TASK DETAILS: The data below needs to be returned exactly, line for line.

# Start of DATA SHOWN

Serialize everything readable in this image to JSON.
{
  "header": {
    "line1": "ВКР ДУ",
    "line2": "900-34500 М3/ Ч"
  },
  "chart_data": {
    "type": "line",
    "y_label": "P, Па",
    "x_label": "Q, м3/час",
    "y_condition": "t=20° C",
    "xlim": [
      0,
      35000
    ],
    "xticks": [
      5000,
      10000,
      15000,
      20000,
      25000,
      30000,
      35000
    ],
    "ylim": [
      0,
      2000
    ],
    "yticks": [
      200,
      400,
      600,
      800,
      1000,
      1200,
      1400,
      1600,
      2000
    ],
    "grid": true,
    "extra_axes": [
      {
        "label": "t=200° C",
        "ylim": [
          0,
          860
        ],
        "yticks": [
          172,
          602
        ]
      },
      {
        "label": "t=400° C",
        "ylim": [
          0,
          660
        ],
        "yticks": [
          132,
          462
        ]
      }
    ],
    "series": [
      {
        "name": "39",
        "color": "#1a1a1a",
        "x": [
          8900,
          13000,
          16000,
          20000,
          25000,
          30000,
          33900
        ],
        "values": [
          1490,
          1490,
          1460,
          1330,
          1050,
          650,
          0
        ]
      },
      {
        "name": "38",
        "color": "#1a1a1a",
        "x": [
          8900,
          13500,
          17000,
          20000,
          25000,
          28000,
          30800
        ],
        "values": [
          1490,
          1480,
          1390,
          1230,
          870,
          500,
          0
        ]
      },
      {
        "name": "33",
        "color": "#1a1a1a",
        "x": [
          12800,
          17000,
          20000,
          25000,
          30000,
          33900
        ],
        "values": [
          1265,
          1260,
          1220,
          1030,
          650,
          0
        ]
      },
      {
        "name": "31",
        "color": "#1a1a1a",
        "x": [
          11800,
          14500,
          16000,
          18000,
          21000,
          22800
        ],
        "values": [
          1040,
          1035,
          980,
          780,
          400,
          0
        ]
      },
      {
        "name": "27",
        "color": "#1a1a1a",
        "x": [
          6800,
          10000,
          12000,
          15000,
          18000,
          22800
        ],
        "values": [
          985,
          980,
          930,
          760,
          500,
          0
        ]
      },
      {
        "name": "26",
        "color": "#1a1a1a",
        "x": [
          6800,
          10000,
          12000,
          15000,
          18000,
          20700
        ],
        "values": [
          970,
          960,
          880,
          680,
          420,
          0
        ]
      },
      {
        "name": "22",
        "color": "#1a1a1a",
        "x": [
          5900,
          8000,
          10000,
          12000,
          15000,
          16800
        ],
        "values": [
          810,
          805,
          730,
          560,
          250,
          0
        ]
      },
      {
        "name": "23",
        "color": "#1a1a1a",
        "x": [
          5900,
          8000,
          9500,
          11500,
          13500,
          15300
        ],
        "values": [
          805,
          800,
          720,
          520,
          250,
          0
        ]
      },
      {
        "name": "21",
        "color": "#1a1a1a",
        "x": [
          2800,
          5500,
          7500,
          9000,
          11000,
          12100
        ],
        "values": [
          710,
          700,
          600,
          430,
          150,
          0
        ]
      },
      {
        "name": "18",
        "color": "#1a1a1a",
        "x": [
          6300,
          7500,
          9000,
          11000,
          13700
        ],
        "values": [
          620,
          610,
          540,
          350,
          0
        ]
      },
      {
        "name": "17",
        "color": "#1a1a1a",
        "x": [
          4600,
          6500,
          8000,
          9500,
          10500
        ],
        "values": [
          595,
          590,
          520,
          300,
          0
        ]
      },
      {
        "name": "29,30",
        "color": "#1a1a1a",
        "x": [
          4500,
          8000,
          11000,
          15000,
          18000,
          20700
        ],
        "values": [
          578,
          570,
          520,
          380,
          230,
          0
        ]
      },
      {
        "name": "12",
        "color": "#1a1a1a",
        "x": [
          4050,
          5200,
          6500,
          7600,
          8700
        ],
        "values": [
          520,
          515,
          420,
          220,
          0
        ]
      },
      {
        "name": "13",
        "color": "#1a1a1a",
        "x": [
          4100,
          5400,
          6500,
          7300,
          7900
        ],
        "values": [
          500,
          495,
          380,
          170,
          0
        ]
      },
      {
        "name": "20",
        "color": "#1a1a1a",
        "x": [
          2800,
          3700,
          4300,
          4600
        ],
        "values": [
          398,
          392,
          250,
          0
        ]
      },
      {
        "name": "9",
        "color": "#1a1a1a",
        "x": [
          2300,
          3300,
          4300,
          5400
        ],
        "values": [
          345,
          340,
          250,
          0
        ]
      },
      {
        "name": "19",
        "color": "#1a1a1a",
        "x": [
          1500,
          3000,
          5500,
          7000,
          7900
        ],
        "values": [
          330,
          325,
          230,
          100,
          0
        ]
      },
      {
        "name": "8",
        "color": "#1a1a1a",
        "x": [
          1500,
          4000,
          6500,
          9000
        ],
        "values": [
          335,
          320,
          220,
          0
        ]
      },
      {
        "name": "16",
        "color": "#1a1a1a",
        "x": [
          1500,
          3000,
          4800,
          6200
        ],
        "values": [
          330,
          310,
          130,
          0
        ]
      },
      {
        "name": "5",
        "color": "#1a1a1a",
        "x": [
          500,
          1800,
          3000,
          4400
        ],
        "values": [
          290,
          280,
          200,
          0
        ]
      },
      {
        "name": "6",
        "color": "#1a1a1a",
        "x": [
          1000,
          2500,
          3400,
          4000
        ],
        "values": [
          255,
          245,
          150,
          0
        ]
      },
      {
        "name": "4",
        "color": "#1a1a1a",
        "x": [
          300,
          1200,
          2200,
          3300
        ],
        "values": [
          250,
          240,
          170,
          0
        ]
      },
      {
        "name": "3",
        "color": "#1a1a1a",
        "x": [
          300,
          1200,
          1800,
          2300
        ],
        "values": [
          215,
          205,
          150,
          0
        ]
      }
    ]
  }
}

# End of DATA SHOWN

FULL ANSWER:
Serialize everything readable in this image to JSON.
{
  "header": {
    "line1": "ВКР ДУ",
    "line2": "900-34500 М3/ Ч"
  },
  "chart_data": {
    "type": "line",
    "y_label": "P, Па",
    "x_label": "Q, м3/час",
    "y_condition": "t=20° C",
    "xlim": [
      0,
      35000
    ],
    "xticks": [
      5000,
      10000,
      15000,
      20000,
      25000,
      30000,
      35000
    ],
    "ylim": [
      0,
      2000
    ],
    "yticks": [
      200,
      400,
      600,
      800,
      1000,
      1200,
      1400,
      1600,
      2000
    ],
    "grid": true,
    "extra_axes": [
      {
        "label": "t=200° C",
        "ylim": [
          0,
          860
        ],
        "yticks": [
          172,
          602
        ]
      },
      {
        "label": "t=400° C",
        "ylim": [
          0,
          660
        ],
        "yticks": [
          132,
          462
        ]
      }
    ],
    "series": [
      {
        "name": "39",
        "color": "#1a1a1a",
        "x": [
          8900,
          13000,
          16000,
          20000,
          25000,
          30000,
          33900
        ],
        "values": [
          1490,
          1490,
          1460,
          1330,
          1050,
          650,
          0
        ]
      },
      {
        "name": "38",
        "color": "#1a1a1a",
        "x": [
          8900,
          13500,
          17000,
          20000,
          25000,
          28000,
          30800
        ],
        "values": [
          1490,
          1480,
          1390,
          1230,
          870,
          500,
          0
        ]
      },
      {
        "name": "33",
        "color": "#1a1a1a",
        "x": [
          12800,
          17000,
          20000,
          25000,
          30000,
          33900
        ],
        "values": [
          1265,
          1260,
          1220,
          1030,
          650,
          0
        ]
      },
      {
        "name": "31",
        "color": "#1a1a1a",
        "x": [
          11800,
          14500,
          16000,
          18000,
          21000,
          22800
        ],
        "values": [
          1040,
          1035,
          980,
          780,
          400,
          0
        ]
      },
      {
        "name": "27",
        "color": "#1a1a1a",
        "x": [
          6800,
          10000,
          12000,
          15000,
          18000,
          22800
        ],
        "values": [
          985,
          980,
          930,
          760,
          500,
          0
        ]
      },
      {
        "name": "26",
        "color": "#1a1a1a",
        "x": [
          6800,
          10000,
          12000,
          15000,
          18000,
          20700
        ],
        "values": [
          970,
          960,
          880,
          680,
          420,
          0
        ]
      },
      {
        "name": "22",
        "color": "#1a1a1a",
        "x": [
          5900,
          8000,
          10000,
          12000,
          15000,
          16800
        ],
        "values": [
          810,
          805,
          730,
          560,
          250,
          0
        ]
      },
      {
        "name": "23",
        "color": "#1a1a1a",
        "x": [
          5900,
          8000,
          9500,
          11500,
          13500,
          15300
        ],
        "values": [
          805,
          800,
          720,
          520,
          250,
          0
        ]
      },
      {
        "name": "21",
        "color": "#1a1a1a",
        "x": [
          2800,
          5500,
          7500,
          9000,
          11000,
          12100
        ],
        "values": [
          710,
          700,
          600,
          430,
          150,
          0
        ]
      },
      {
        "name": "18",
        "color": "#1a1a1a",
        "x": [
          6300,
          7500,
          9000,
          11000,
          13700
        ],
        "values": [
          620,
          610,
          540,
          350,
          0
        ]
      },
      {
        "name": "17",
        "color": "#1a1a1a",
        "x": [
          4600,
          6500,
          8000,
          9500,
          10500
        ],
        "values": [
          595,
          590,
          520,
          300,
          0
        ]
      },
      {
        "name": "29,30",
        "color": "#1a1a1a",
        "x": [
          4500,
          8000,
          11000,
          15000,
          18000,
          20700
        ],
        "values": [
          578,
          570,
          520,
          380,
          230,
          0
        ]
      },
      {
        "name": "12",
        "color": "#1a1a1a",
        "x": [
          4050,
          5200,
          6500,
          7600,
          8700
        ],
        "values": [
          520,
          515,
          420,
          220,
          0
        ]
      },
      {
        "name": "13",
        "color": "#1a1a1a",
        "x": [
          4100,
          5400,
          6500,
          7300,
          7900
        ],
        "values": [
          500,
          495,
          380,
          170,
          0
        ]
      },
      {
        "name": "20",
        "color": "#1a1a1a",
        "x": [
          2800,
          3700,
          4300,
          4600
        ],
        "values": [
          398,
          392,
          250,
          0
        ]
      },
      {
        "name": "9",
        "color": "#1a1a1a",
        "x": [
          2300,
          3300,
          4300,
          5400
        ],
        "values": [
          345,
          340,
          250,
          0
        ]
      },
      {
        "name": "19",
        "color": "#1a1a1a",
        "x": [
          1500,
          3000,
          5500,
          7000,
          7900
        ],
        "values": [
          330,
          325,
          230,
          100,
          0
        ]
      },
      {
        "name": "8",
        "color": "#1a1a1a",
        "x": [
          1500,
          4000,
          6500,
          9000
        ],
        "values": [
          335,
          320,
          220,
          0
        ]
      },
      {
        "name": "16",
        "color": "#1a1a1a",
        "x": [
          1500,
          3000,
          4800,
          6200
        ],
        "values": [
          330,
          310,
          130,
          0
        ]
      },
      {
        "name": "5",
        "color": "#1a1a1a",
        "x": [
          500,
          1800,
          3000,
          4400
        ],
        "values": [
          290,
          280,
          200,
          0
        ]
      },
      {
        "name": "6",
        "color": "#1a1a1a",
        "x": [
          1000,
          2500,
          3400,
          4000
        ],
        "values": [
          255,
          245,
          150,
          0
        ]
      },
      {
        "name": "4",
        "color": "#1a1a1a",
        "x": [
          300,
          1200,
          2200,
          3300
        ],
        "values": [
          250,
          240,
          170,
          0
        ]
      },
      {
        "name": "3",
        "color": "#1a1a1a",
        "x": [
          300,
          1200,
          1800,
          2300
        ],
        "values": [
          215,
          205,
          150,
          0
        ]
      }
    ]
  }
}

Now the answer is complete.